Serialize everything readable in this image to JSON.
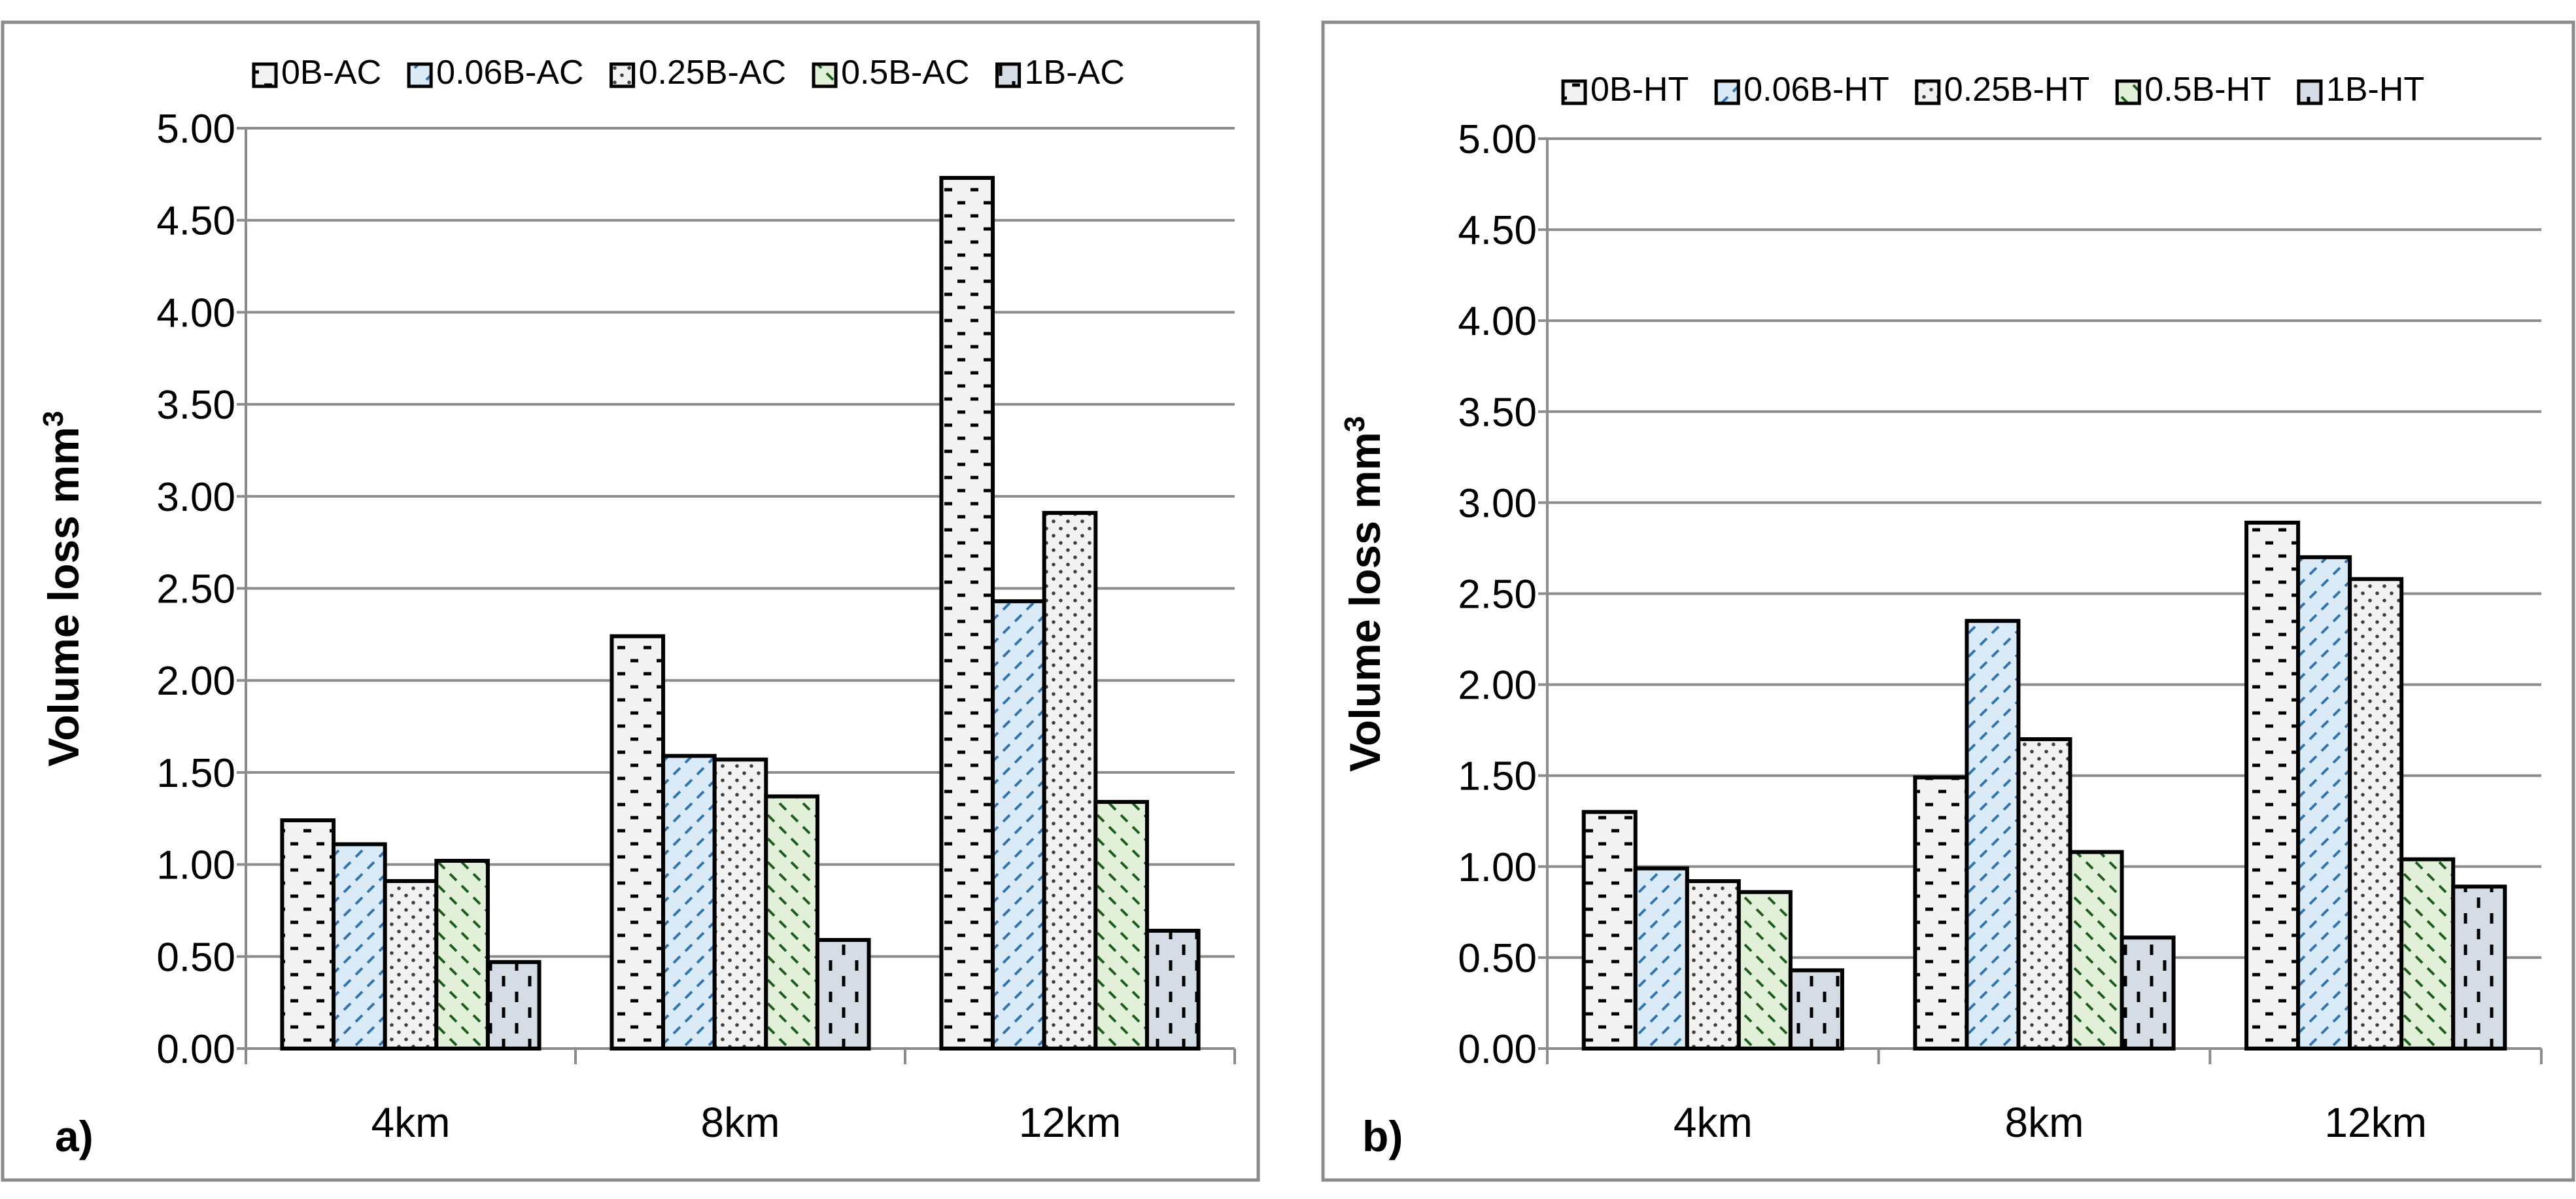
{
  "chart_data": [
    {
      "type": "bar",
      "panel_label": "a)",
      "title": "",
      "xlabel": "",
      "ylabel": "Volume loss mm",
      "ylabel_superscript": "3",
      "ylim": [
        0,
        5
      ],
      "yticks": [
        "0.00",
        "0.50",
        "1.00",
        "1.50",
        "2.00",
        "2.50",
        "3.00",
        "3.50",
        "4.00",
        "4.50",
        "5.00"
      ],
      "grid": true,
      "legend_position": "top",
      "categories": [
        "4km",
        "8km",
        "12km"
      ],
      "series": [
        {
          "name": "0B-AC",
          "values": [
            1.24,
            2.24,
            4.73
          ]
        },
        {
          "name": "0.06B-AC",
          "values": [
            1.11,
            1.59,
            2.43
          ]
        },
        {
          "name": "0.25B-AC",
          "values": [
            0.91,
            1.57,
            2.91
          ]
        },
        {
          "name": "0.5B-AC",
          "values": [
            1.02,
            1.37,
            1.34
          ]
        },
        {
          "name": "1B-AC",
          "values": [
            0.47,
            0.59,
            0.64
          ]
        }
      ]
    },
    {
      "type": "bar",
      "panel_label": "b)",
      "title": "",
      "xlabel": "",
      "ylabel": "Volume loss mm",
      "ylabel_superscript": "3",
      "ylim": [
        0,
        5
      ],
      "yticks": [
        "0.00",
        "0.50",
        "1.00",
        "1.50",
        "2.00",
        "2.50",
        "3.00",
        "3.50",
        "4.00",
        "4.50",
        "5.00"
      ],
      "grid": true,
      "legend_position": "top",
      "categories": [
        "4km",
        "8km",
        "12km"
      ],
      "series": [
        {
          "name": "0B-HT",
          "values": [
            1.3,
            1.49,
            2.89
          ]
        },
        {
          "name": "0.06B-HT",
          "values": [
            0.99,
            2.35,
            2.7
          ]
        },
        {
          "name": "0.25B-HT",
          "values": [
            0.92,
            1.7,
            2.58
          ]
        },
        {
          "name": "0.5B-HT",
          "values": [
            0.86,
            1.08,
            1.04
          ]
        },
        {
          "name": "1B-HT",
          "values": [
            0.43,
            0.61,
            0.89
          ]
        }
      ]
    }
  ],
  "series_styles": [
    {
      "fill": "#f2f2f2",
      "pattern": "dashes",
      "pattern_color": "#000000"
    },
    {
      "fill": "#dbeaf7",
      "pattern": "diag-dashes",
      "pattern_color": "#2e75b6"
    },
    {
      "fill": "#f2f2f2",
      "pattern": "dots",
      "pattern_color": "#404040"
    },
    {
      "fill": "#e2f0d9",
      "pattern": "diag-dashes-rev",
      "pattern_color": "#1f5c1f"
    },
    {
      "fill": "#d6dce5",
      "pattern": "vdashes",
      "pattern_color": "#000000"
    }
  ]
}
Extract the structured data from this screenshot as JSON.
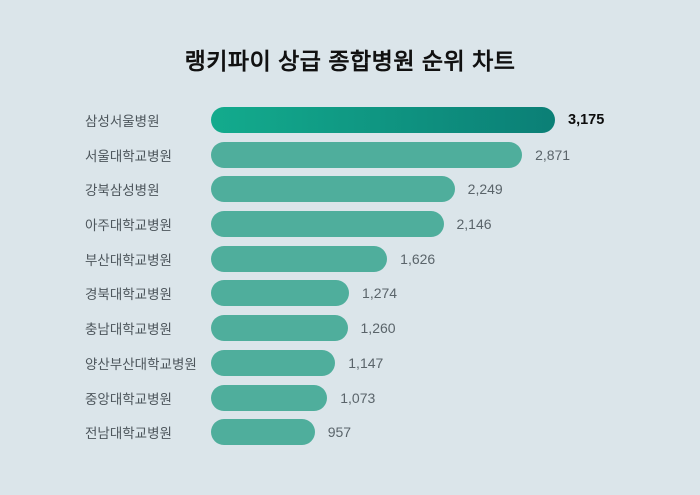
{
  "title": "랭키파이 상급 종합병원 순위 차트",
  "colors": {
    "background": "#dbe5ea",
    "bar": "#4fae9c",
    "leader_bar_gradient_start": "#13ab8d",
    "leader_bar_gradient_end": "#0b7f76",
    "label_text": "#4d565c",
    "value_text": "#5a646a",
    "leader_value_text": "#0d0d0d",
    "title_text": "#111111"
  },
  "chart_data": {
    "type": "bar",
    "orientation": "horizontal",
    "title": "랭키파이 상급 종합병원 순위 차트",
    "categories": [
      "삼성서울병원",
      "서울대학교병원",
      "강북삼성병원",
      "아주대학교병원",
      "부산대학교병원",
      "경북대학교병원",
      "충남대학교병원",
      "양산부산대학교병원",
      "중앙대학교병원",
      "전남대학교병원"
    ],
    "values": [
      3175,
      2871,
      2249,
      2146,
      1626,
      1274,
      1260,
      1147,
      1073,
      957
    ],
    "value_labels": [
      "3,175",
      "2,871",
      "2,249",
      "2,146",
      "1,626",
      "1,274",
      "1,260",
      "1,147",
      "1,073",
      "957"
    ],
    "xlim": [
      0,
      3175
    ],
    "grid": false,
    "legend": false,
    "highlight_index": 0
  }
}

▶ [Brief]: Word for word, restate the lines from the one containing "Extract the structured" through the end of the listing, and nothing more. Skip the pictures.

▶ [The solution]:
Extract the structured data from this screenshot as JSON.
{
  "title": "랭키파이 상급 종합병원 순위 차트",
  "colors": {
    "background": "#dbe5ea",
    "bar": "#4fae9c",
    "leader_bar_gradient_start": "#13ab8d",
    "leader_bar_gradient_end": "#0b7f76",
    "label_text": "#4d565c",
    "value_text": "#5a646a",
    "leader_value_text": "#0d0d0d",
    "title_text": "#111111"
  },
  "chart_data": {
    "type": "bar",
    "orientation": "horizontal",
    "title": "랭키파이 상급 종합병원 순위 차트",
    "categories": [
      "삼성서울병원",
      "서울대학교병원",
      "강북삼성병원",
      "아주대학교병원",
      "부산대학교병원",
      "경북대학교병원",
      "충남대학교병원",
      "양산부산대학교병원",
      "중앙대학교병원",
      "전남대학교병원"
    ],
    "values": [
      3175,
      2871,
      2249,
      2146,
      1626,
      1274,
      1260,
      1147,
      1073,
      957
    ],
    "value_labels": [
      "3,175",
      "2,871",
      "2,249",
      "2,146",
      "1,626",
      "1,274",
      "1,260",
      "1,147",
      "1,073",
      "957"
    ],
    "xlim": [
      0,
      3175
    ],
    "grid": false,
    "legend": false,
    "highlight_index": 0
  }
}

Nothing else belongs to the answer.